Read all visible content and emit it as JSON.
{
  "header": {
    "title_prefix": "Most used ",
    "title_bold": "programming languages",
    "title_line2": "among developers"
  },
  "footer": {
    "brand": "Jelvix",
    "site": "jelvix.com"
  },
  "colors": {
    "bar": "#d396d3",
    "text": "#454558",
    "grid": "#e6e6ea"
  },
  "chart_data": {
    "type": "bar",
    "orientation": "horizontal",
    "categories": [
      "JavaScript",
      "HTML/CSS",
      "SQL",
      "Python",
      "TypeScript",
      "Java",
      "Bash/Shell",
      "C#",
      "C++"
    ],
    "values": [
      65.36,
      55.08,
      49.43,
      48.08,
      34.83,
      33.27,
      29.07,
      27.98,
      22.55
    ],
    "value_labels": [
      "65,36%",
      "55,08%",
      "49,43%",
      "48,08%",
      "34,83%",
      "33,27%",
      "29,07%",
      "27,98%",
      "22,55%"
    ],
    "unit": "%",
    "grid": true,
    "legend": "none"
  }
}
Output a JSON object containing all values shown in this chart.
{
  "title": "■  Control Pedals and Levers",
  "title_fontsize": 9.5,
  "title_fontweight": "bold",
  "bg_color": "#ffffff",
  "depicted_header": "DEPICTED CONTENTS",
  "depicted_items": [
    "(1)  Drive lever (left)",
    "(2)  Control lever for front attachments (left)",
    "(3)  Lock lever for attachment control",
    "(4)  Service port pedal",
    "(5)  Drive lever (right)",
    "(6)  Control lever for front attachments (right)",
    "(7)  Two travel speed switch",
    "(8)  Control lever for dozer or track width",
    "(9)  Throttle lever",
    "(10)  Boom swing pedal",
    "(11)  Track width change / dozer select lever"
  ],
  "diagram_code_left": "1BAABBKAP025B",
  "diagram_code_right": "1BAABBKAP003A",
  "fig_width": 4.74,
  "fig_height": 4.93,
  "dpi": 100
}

§ SHORT EXERCISE
Extract the whole listing, character for character.

§ EXERCISE SOLUTION
Read all visible content and emit it as JSON.
{
  "header": {
    "title_prefix": "Most used ",
    "title_bold": "programming languages",
    "title_line2": "among developers"
  },
  "footer": {
    "brand": "Jelvix",
    "site": "jelvix.com"
  },
  "colors": {
    "bar": "#d396d3",
    "text": "#454558",
    "grid": "#e6e6ea"
  },
  "chart_data": {
    "type": "bar",
    "orientation": "horizontal",
    "categories": [
      "JavaScript",
      "HTML/CSS",
      "SQL",
      "Python",
      "TypeScript",
      "Java",
      "Bash/Shell",
      "C#",
      "C++"
    ],
    "values": [
      65.36,
      55.08,
      49.43,
      48.08,
      34.83,
      33.27,
      29.07,
      27.98,
      22.55
    ],
    "value_labels": [
      "65,36%",
      "55,08%",
      "49,43%",
      "48,08%",
      "34,83%",
      "33,27%",
      "29,07%",
      "27,98%",
      "22,55%"
    ],
    "unit": "%",
    "grid": true,
    "legend": "none"
  }
}
Output a JSON object containing all values shown in this chart.
{
  "title": "■  Control Pedals and Levers",
  "title_fontsize": 9.5,
  "title_fontweight": "bold",
  "bg_color": "#ffffff",
  "depicted_header": "DEPICTED CONTENTS",
  "depicted_items": [
    "(1)  Drive lever (left)",
    "(2)  Control lever for front attachments (left)",
    "(3)  Lock lever for attachment control",
    "(4)  Service port pedal",
    "(5)  Drive lever (right)",
    "(6)  Control lever for front attachments (right)",
    "(7)  Two travel speed switch",
    "(8)  Control lever for dozer or track width",
    "(9)  Throttle lever",
    "(10)  Boom swing pedal",
    "(11)  Track width change / dozer select lever"
  ],
  "diagram_code_left": "1BAABBKAP025B",
  "diagram_code_right": "1BAABBKAP003A",
  "fig_width": 4.74,
  "fig_height": 4.93,
  "dpi": 100
}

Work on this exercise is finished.